SOURCE DATA:
————

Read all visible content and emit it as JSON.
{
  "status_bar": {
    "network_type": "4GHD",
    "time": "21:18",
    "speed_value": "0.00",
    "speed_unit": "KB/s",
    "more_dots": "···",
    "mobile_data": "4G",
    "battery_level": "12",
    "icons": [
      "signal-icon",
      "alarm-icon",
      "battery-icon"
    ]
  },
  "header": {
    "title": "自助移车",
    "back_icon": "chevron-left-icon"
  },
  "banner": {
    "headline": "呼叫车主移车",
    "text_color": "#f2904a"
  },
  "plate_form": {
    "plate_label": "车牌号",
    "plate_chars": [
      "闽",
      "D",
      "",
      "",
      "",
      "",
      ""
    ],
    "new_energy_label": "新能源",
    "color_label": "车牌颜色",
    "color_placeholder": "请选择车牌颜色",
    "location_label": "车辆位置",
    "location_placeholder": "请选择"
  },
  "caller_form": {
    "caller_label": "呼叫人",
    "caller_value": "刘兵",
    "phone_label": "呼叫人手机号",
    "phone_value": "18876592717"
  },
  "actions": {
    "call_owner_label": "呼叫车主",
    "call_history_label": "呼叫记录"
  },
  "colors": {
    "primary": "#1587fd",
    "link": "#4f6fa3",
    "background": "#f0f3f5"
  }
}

————

WHAT NEEDS TO BE DONE:
Write each line above out exactly.

EXERCISE SOLUTION:
Read all visible content and emit it as JSON.
{
  "status_bar": {
    "network_type": "4GHD",
    "time": "21:18",
    "speed_value": "0.00",
    "speed_unit": "KB/s",
    "more_dots": "···",
    "mobile_data": "4G",
    "battery_level": "12",
    "icons": [
      "signal-icon",
      "alarm-icon",
      "battery-icon"
    ]
  },
  "header": {
    "title": "自助移车",
    "back_icon": "chevron-left-icon"
  },
  "banner": {
    "headline": "呼叫车主移车",
    "text_color": "#f2904a"
  },
  "plate_form": {
    "plate_label": "车牌号",
    "plate_chars": [
      "闽",
      "D",
      "",
      "",
      "",
      "",
      ""
    ],
    "new_energy_label": "新能源",
    "color_label": "车牌颜色",
    "color_placeholder": "请选择车牌颜色",
    "location_label": "车辆位置",
    "location_placeholder": "请选择"
  },
  "caller_form": {
    "caller_label": "呼叫人",
    "caller_value": "刘兵",
    "phone_label": "呼叫人手机号",
    "phone_value": "18876592717"
  },
  "actions": {
    "call_owner_label": "呼叫车主",
    "call_history_label": "呼叫记录"
  },
  "colors": {
    "primary": "#1587fd",
    "link": "#4f6fa3",
    "background": "#f0f3f5"
  }
}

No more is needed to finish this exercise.